## [What the exercise asks]
Copy verbatim the part of the entries that begins with the line containing "date-label: 13 Nov" and ends with the line containing "rsi-header: RSI(14) 36.3056", including both of those lines.
— START —
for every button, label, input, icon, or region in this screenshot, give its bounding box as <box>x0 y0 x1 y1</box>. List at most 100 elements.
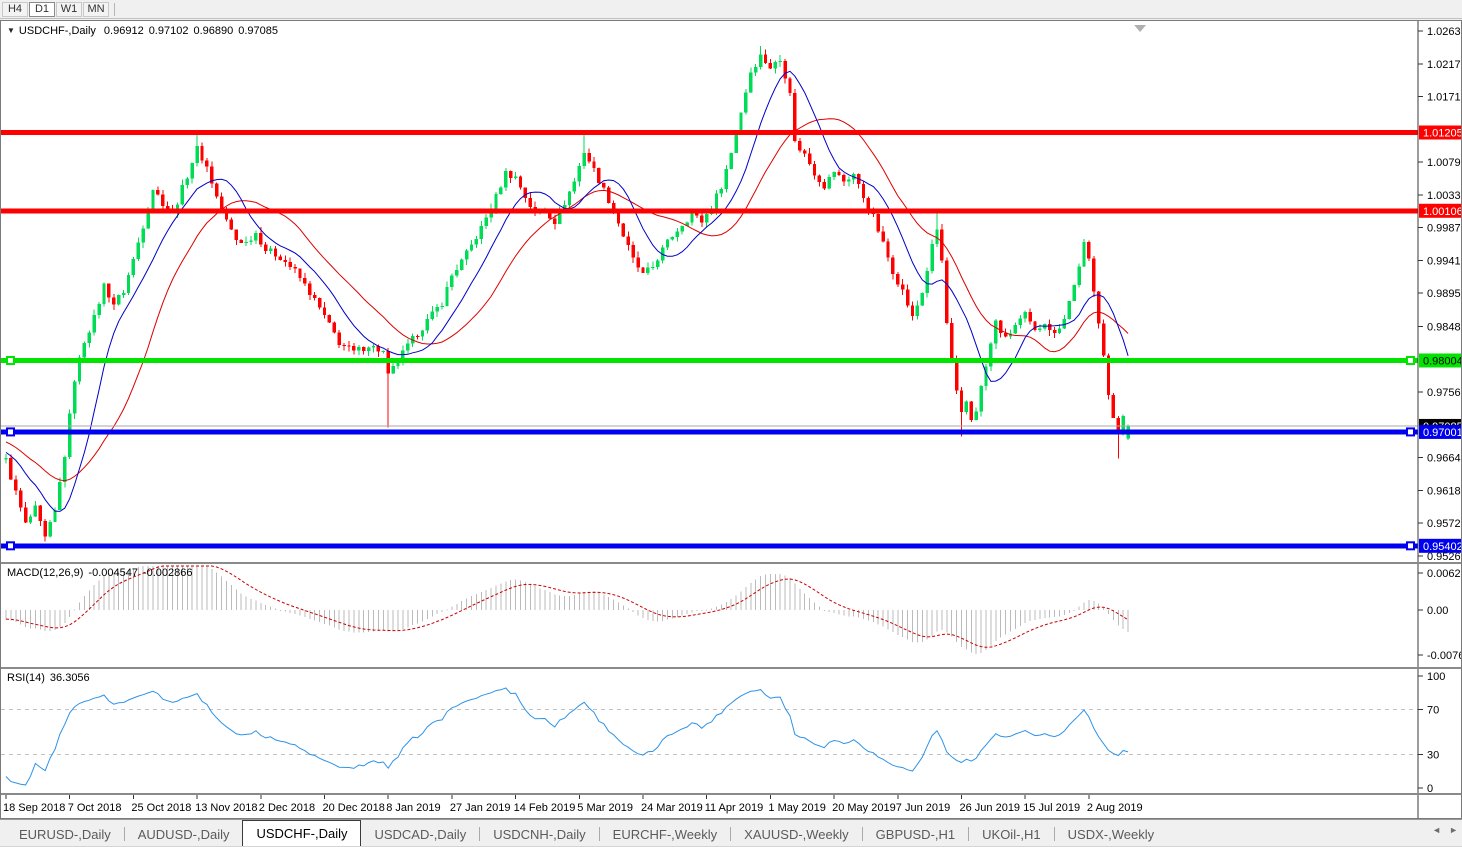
date-label: 13 Nov 2018 <box>195 802 257 814</box>
toolbar-separator <box>114 2 115 16</box>
tabs-scroll-left-icon[interactable]: ◄ <box>1432 825 1442 835</box>
tab-usdx-weekly[interactable]: USDX-,Weekly <box>1067 826 1155 842</box>
date-label: 26 Jun 2019 <box>960 802 1021 814</box>
price-chip-098004: 0.98004 <box>1419 353 1461 368</box>
rsi-header: RSI(14) 36.3056 <box>7 672 95 684</box>
tab-separator <box>968 827 970 841</box>
chart-ohlc-header: ▼ USDCHF-,Daily 0.96912 0.97102 0.96890 0.970… <box>7 25 283 37</box>
date-axis-canvas[interactable]: 18 Sep 2018 7 Oct 2018 25 Oct 2018 13 Nov 2… <box>1 795 1461 818</box>
svg-text:1.00790: 1.00790 <box>1427 157 1461 169</box>
horizontal-line-098004[interactable] <box>1 355 1418 365</box>
svg-text:0.97001: 0.97001 <box>1423 427 1461 439</box>
svg-text:1.01205: 1.01205 <box>1423 127 1461 139</box>
svg-text:0.95260: 0.95260 <box>1427 551 1461 562</box>
svg-text:1.02170: 1.02170 <box>1427 59 1461 71</box>
tab-separator <box>598 827 600 841</box>
tab-usdchf-daily[interactable]: USDCHF-,Daily <box>242 820 362 846</box>
rsi-panel[interactable]: RSI(14) 36.3056 100 70 30 0 <box>1 667 1461 793</box>
tab-gbpusd-h1[interactable]: GBPUSD-,H1 <box>875 826 956 842</box>
date-axis[interactable]: 18 Sep 2018 7 Oct 2018 25 Oct 2018 13 Nov 2… <box>1 793 1461 818</box>
date-label: 15 Jul 2019 <box>1023 802 1080 814</box>
tab-separator <box>1053 827 1055 841</box>
tab-audusd-daily[interactable]: AUDUSD-,Daily <box>137 826 230 842</box>
macd-signal-line <box>5 565 1129 648</box>
timeframe-h4-button[interactable]: H4 <box>2 1 28 17</box>
macd-label: MACD(12,26,9) <box>7 567 84 579</box>
date-label: 7 Oct 2018 <box>68 802 122 814</box>
symbol-tab-bar: EURUSD-,Daily AUDUSD-,Daily USDCHF-,Daily U… <box>0 819 1462 846</box>
tab-eurusd-daily[interactable]: EURUSD-,Daily <box>19 826 111 842</box>
rsi-value: 36.3056 <box>49 672 90 684</box>
macd-value-main: -0.004547 <box>88 567 138 579</box>
svg-text:70: 70 <box>1427 705 1439 717</box>
svg-text:1.02630: 1.02630 <box>1427 26 1461 38</box>
tab-strip: EURUSD-,Daily AUDUSD-,Daily USDCHF-,Daily U… <box>6 820 1167 846</box>
date-label: 27 Jan 2019 <box>450 802 511 814</box>
svg-text:0.00: 0.00 <box>1427 605 1448 617</box>
ma-10-line[interactable] <box>5 70 1129 512</box>
svg-text:0.006286: 0.006286 <box>1427 568 1461 580</box>
horizontal-line-097001[interactable] <box>1 427 1418 437</box>
timeframe-d1-button[interactable]: D1 <box>29 1 55 17</box>
tab-eurchf-weekly[interactable]: EURCHF-,Weekly <box>612 826 718 842</box>
timeframe-mn-button[interactable]: MN <box>83 1 109 17</box>
date-label: 18 Sep 2018 <box>3 802 65 814</box>
chart-window[interactable]: ▼ USDCHF-,Daily 0.96912 0.97102 0.96890 0.970… <box>0 20 1462 819</box>
svg-text:0: 0 <box>1427 783 1433 793</box>
date-label: 7 Jun 2019 <box>896 802 950 814</box>
ohlc-high: 0.97102 <box>148 25 189 37</box>
svg-text:-0.00762: -0.00762 <box>1427 650 1461 662</box>
macd-canvas[interactable]: 0.006286 0.00 -0.00762 <box>1 564 1461 667</box>
svg-text:0.95402: 0.95402 <box>1423 541 1461 553</box>
timeframe-w1-button[interactable]: W1 <box>56 1 82 17</box>
chart-shift-marker-icon[interactable] <box>1134 25 1147 32</box>
macd-panel[interactable]: MACD(12,26,9) -0.004547 -0.002866 0.006286… <box>1 562 1461 667</box>
svg-text:100: 100 <box>1427 671 1445 683</box>
tabs-scroll-right-icon[interactable]: ► <box>1449 825 1458 835</box>
chart-symbol-label: USDCHF-,Daily <box>18 25 96 37</box>
timeframe-toolbar: H4 D1 W1 MN <box>0 0 1462 19</box>
rsi-line <box>5 687 1129 786</box>
date-label: 25 Oct 2018 <box>131 802 191 814</box>
date-label: 5 Mar 2019 <box>577 802 633 814</box>
svg-text:1.01710: 1.01710 <box>1427 92 1461 104</box>
rsi-canvas[interactable]: 100 70 30 0 <box>1 669 1461 793</box>
date-label: 20 Dec 2018 <box>323 802 385 814</box>
horizontal-line-101205[interactable] <box>1 129 1418 135</box>
macd-header: MACD(12,26,9) -0.004547 -0.002866 <box>7 567 198 579</box>
tab-ukoil-h1[interactable]: UKOil-,H1 <box>982 826 1041 842</box>
price-chip-097001: 0.97001 <box>1419 424 1461 439</box>
tab-separator <box>123 827 125 841</box>
rsi-axis[interactable]: 100 70 30 0 <box>1417 669 1445 793</box>
date-label: 1 May 2019 <box>768 802 825 814</box>
horizontal-line-100106[interactable] <box>1 208 1418 214</box>
date-label: 20 May 2019 <box>832 802 896 814</box>
date-label: 8 Jan 2019 <box>386 802 440 814</box>
tab-usdcad-daily[interactable]: USDCAD-,Daily <box>374 826 467 842</box>
tab-xauusd-weekly[interactable]: XAUUSD-,Weekly <box>744 826 849 842</box>
svg-text:30: 30 <box>1427 749 1439 761</box>
tab-scroll-controls: ◄ ► <box>1432 825 1458 835</box>
macd-histogram <box>5 566 1129 654</box>
tab-separator <box>479 827 481 841</box>
price-chip-100106: 1.00106 <box>1419 203 1461 218</box>
horizontal-line-095402[interactable] <box>1 541 1418 551</box>
date-label: 14 Feb 2019 <box>514 802 576 814</box>
chart-dropdown-icon[interactable]: ▼ <box>7 26 15 35</box>
price-chip-095402: 0.95402 <box>1419 538 1461 553</box>
price-chip-101205: 1.01205 <box>1419 125 1461 140</box>
date-label: 24 Mar 2019 <box>641 802 703 814</box>
macd-axis[interactable]: 0.006286 0.00 -0.00762 <box>1417 564 1461 667</box>
tab-usdcnh-daily[interactable]: USDCNH-,Daily <box>493 826 586 842</box>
— END —
## [Correct answer]
date-label: 13 Nov 2018 <box>195 802 257 814</box>
toolbar-separator <box>114 2 115 16</box>
tabs-scroll-left-icon[interactable]: ◄ <box>1432 825 1442 835</box>
tab-usdx-weekly[interactable]: USDX-,Weekly <box>1067 826 1155 842</box>
date-label: 26 Jun 2019 <box>960 802 1021 814</box>
price-chip-098004: 0.98004 <box>1419 353 1461 368</box>
rsi-header: RSI(14) 36.3056 <box>7 672 95 684</box>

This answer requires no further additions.